SHORT EXERCISE: Without the pictures, write out all the lines below exactly as they appear.

________

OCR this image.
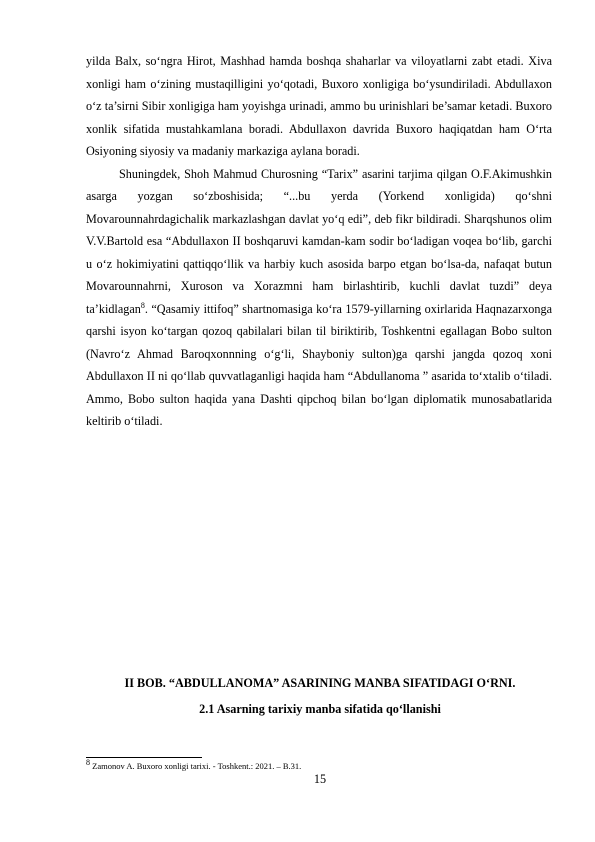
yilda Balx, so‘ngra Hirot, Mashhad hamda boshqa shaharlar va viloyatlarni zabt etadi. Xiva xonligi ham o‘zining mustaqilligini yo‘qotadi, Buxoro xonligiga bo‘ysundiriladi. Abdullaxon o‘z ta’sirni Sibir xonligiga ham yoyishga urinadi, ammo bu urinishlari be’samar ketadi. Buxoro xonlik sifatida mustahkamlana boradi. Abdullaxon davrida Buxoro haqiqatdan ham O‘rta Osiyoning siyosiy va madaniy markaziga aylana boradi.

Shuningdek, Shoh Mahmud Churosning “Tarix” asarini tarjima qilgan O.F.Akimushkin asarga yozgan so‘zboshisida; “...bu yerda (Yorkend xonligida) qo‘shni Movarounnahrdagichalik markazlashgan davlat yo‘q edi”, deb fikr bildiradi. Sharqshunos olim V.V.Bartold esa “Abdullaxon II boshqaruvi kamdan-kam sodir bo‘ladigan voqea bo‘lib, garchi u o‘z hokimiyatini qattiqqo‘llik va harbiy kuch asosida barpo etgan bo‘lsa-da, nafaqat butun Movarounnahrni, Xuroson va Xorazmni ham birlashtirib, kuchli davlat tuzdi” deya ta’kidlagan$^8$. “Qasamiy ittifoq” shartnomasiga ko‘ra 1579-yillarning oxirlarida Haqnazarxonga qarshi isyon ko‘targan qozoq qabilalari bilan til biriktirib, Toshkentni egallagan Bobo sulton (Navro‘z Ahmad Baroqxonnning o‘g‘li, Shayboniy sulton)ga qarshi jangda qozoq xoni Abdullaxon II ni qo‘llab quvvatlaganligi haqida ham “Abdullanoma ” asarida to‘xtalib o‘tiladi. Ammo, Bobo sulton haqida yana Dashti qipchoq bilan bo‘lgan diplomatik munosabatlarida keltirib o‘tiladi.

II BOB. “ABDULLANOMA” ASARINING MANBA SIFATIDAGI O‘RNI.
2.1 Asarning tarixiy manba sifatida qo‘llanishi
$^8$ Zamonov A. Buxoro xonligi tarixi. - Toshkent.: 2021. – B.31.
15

________

PROBLEM SOLUTION:
OCR this image.
yilda Balx, so‘ngra Hirot, Mashhad hamda boshqa shaharlar va viloyatlarni zabt etadi. Xiva xonligi ham o‘zining mustaqilligini yo‘qotadi, Buxoro xonligiga bo‘ysundiriladi. Abdullaxon o‘z ta’sirni Sibir xonligiga ham yoyishga urinadi, ammo bu urinishlari be’samar ketadi. Buxoro xonlik sifatida mustahkamlana boradi. Abdullaxon davrida Buxoro haqiqatdan ham O‘rta Osiyoning siyosiy va madaniy markaziga aylana boradi.

Shuningdek, Shoh Mahmud Churosning “Tarix” asarini tarjima qilgan O.F.Akimushkin asarga yozgan so‘zboshisida; “...bu yerda (Yorkend xonligida) qo‘shni Movarounnahrdagichalik markazlashgan davlat yo‘q edi”, deb fikr bildiradi. Sharqshunos olim V.V.Bartold esa “Abdullaxon II boshqaruvi kamdan-kam sodir bo‘ladigan voqea bo‘lib, garchi u o‘z hokimiyatini qattiqqo‘llik va harbiy kuch asosida barpo etgan bo‘lsa-da, nafaqat butun Movarounnahrni, Xuroson va Xorazmni ham birlashtirib, kuchli davlat tuzdi” deya ta’kidlagan$^8$. “Qasamiy ittifoq” shartnomasiga ko‘ra 1579-yillarning oxirlarida Haqnazarxonga qarshi isyon ko‘targan qozoq qabilalari bilan til biriktirib, Toshkentni egallagan Bobo sulton (Navro‘z Ahmad Baroqxonnning o‘g‘li, Shayboniy sulton)ga qarshi jangda qozoq xoni Abdullaxon II ni qo‘llab quvvatlaganligi haqida ham “Abdullanoma ” asarida to‘xtalib o‘tiladi. Ammo, Bobo sulton haqida yana Dashti qipchoq bilan bo‘lgan diplomatik munosabatlarida keltirib o‘tiladi.

II BOB. “ABDULLANOMA” ASARINING MANBA SIFATIDAGI O‘RNI.
2.1 Asarning tarixiy manba sifatida qo‘llanishi
$^8$ Zamonov A. Buxoro xonligi tarixi. - Toshkent.: 2021. – B.31.
15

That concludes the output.